WHAT THE TASK ASKS:
Images do not belong in the copy. Retype all the entries below exactly.

THE INPUT:
## begin

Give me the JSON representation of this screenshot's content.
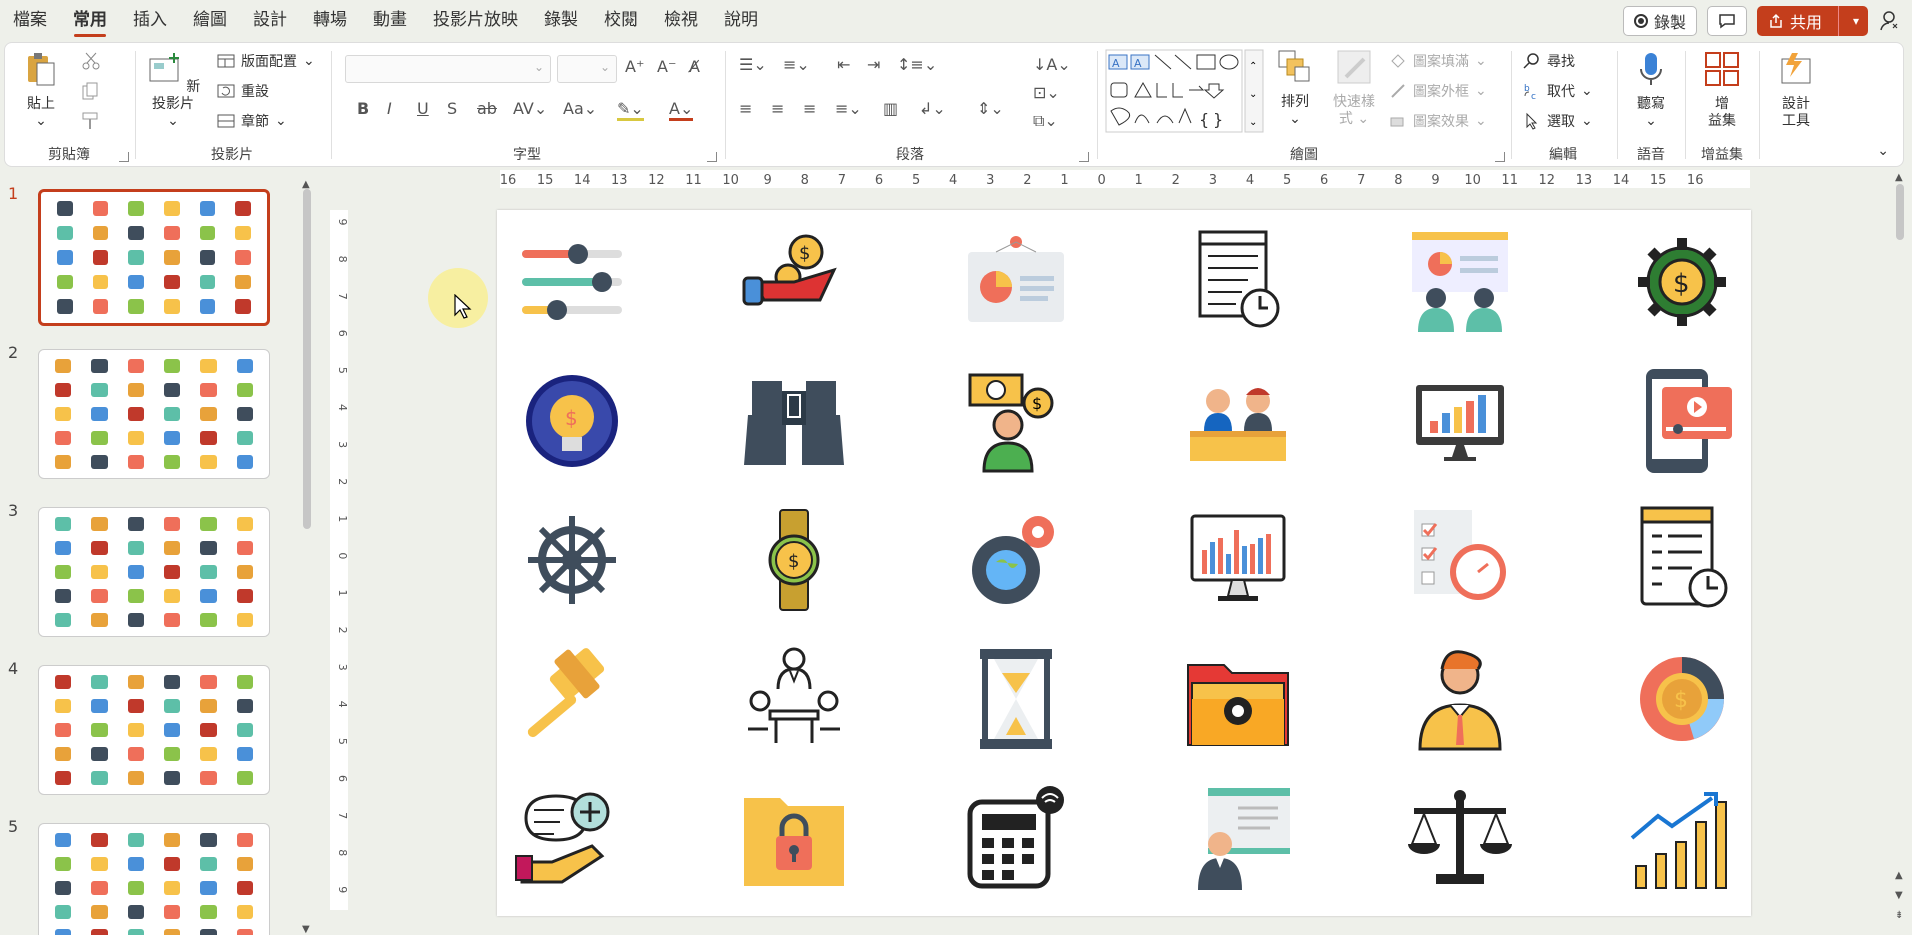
{
  "menu": {
    "tabs": [
      "檔案",
      "常用",
      "插入",
      "繪圖",
      "設計",
      "轉場",
      "動畫",
      "投影片放映",
      "錄製",
      "校閱",
      "檢視",
      "說明"
    ],
    "active": 1
  },
  "header": {
    "record_label": "錄製",
    "share_label": "共用"
  },
  "ribbon": {
    "clipboard": {
      "label": "剪貼簿",
      "paste": "貼上"
    },
    "slides": {
      "label": "投影片",
      "new_slide_line1": "新",
      "new_slide_line2": "投影片",
      "layout": "版面配置",
      "reset": "重設",
      "section": "章節"
    },
    "font": {
      "label": "字型"
    },
    "paragraph": {
      "label": "段落"
    },
    "drawing": {
      "label": "繪圖",
      "arrange": "排列",
      "quick_styles_line1": "快速樣",
      "quick_styles_line2": "式",
      "shape_fill": "圖案填滿",
      "shape_outline": "圖案外框",
      "shape_effects": "圖案效果"
    },
    "editing": {
      "label": "編輯",
      "find": "尋找",
      "replace": "取代",
      "select": "選取"
    },
    "voice": {
      "label": "語音",
      "dictate": "聽寫"
    },
    "addins": {
      "label": "增益集",
      "addins_line1": "增",
      "addins_line2": "益集"
    },
    "designer": {
      "line1": "設計",
      "line2": "工具"
    }
  },
  "slides": [
    {
      "number": "1"
    },
    {
      "number": "2"
    },
    {
      "number": "3"
    },
    {
      "number": "4"
    },
    {
      "number": "5"
    }
  ],
  "selected_slide": 1,
  "ruler": {
    "h_ticks": [
      "16",
      "15",
      "14",
      "13",
      "12",
      "11",
      "10",
      "9",
      "8",
      "7",
      "6",
      "5",
      "4",
      "3",
      "2",
      "1",
      "0",
      "1",
      "2",
      "3",
      "4",
      "5",
      "6",
      "7",
      "8",
      "9",
      "10",
      "11",
      "12",
      "13",
      "14",
      "15",
      "16"
    ],
    "v_ticks": [
      "9",
      "8",
      "7",
      "6",
      "5",
      "4",
      "3",
      "2",
      "1",
      "0",
      "1",
      "2",
      "3",
      "4",
      "5",
      "6",
      "7",
      "8",
      "9"
    ]
  },
  "icons": [
    "sliders-icon",
    "hand-coin-icon",
    "presentation-board-icon",
    "schedule-list-clock-icon",
    "meeting-presentation-icon",
    "gear-dollar-icon",
    "lightbulb-dollar-icon",
    "binoculars-icon",
    "money-businessman-icon",
    "meeting-desk-icon",
    "monitor-chart-icon",
    "tablet-video-icon",
    "ship-wheel-icon",
    "watch-dollar-icon",
    "gears-globe-icon",
    "monitor-bar-chart-icon",
    "checklist-clock-icon",
    "document-clock-icon",
    "gavel-icon",
    "team-meeting-icon",
    "hourglass-icon",
    "folder-gear-icon",
    "businessman-icon",
    "donut-dollar-icon",
    "idea-hand-icon",
    "folder-lock-icon",
    "calculator-wifi-icon",
    "presenter-board-icon",
    "balance-scale-icon",
    "growth-chart-icon"
  ],
  "colors": {
    "accent": "#c43e1c",
    "dark": "#3f4d5c",
    "yellow": "#f7c24a",
    "teal": "#5dbfa8",
    "coral": "#ef6f5a"
  }
}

## end

RESULT FOR THIS EXERCISE:
Give me the JSON representation of this screenshot's content.
{
  "menu": {
    "tabs": [
      "檔案",
      "常用",
      "插入",
      "繪圖",
      "設計",
      "轉場",
      "動畫",
      "投影片放映",
      "錄製",
      "校閱",
      "檢視",
      "說明"
    ],
    "active": 1
  },
  "header": {
    "record_label": "錄製",
    "share_label": "共用"
  },
  "ribbon": {
    "clipboard": {
      "label": "剪貼簿",
      "paste": "貼上"
    },
    "slides": {
      "label": "投影片",
      "new_slide_line1": "新",
      "new_slide_line2": "投影片",
      "layout": "版面配置",
      "reset": "重設",
      "section": "章節"
    },
    "font": {
      "label": "字型"
    },
    "paragraph": {
      "label": "段落"
    },
    "drawing": {
      "label": "繪圖",
      "arrange": "排列",
      "quick_styles_line1": "快速樣",
      "quick_styles_line2": "式",
      "shape_fill": "圖案填滿",
      "shape_outline": "圖案外框",
      "shape_effects": "圖案效果"
    },
    "editing": {
      "label": "編輯",
      "find": "尋找",
      "replace": "取代",
      "select": "選取"
    },
    "voice": {
      "label": "語音",
      "dictate": "聽寫"
    },
    "addins": {
      "label": "增益集",
      "addins_line1": "增",
      "addins_line2": "益集"
    },
    "designer": {
      "line1": "設計",
      "line2": "工具"
    }
  },
  "slides": [
    {
      "number": "1"
    },
    {
      "number": "2"
    },
    {
      "number": "3"
    },
    {
      "number": "4"
    },
    {
      "number": "5"
    }
  ],
  "selected_slide": 1,
  "ruler": {
    "h_ticks": [
      "16",
      "15",
      "14",
      "13",
      "12",
      "11",
      "10",
      "9",
      "8",
      "7",
      "6",
      "5",
      "4",
      "3",
      "2",
      "1",
      "0",
      "1",
      "2",
      "3",
      "4",
      "5",
      "6",
      "7",
      "8",
      "9",
      "10",
      "11",
      "12",
      "13",
      "14",
      "15",
      "16"
    ],
    "v_ticks": [
      "9",
      "8",
      "7",
      "6",
      "5",
      "4",
      "3",
      "2",
      "1",
      "0",
      "1",
      "2",
      "3",
      "4",
      "5",
      "6",
      "7",
      "8",
      "9"
    ]
  },
  "icons": [
    "sliders-icon",
    "hand-coin-icon",
    "presentation-board-icon",
    "schedule-list-clock-icon",
    "meeting-presentation-icon",
    "gear-dollar-icon",
    "lightbulb-dollar-icon",
    "binoculars-icon",
    "money-businessman-icon",
    "meeting-desk-icon",
    "monitor-chart-icon",
    "tablet-video-icon",
    "ship-wheel-icon",
    "watch-dollar-icon",
    "gears-globe-icon",
    "monitor-bar-chart-icon",
    "checklist-clock-icon",
    "document-clock-icon",
    "gavel-icon",
    "team-meeting-icon",
    "hourglass-icon",
    "folder-gear-icon",
    "businessman-icon",
    "donut-dollar-icon",
    "idea-hand-icon",
    "folder-lock-icon",
    "calculator-wifi-icon",
    "presenter-board-icon",
    "balance-scale-icon",
    "growth-chart-icon"
  ],
  "colors": {
    "accent": "#c43e1c",
    "dark": "#3f4d5c",
    "yellow": "#f7c24a",
    "teal": "#5dbfa8",
    "coral": "#ef6f5a"
  }
}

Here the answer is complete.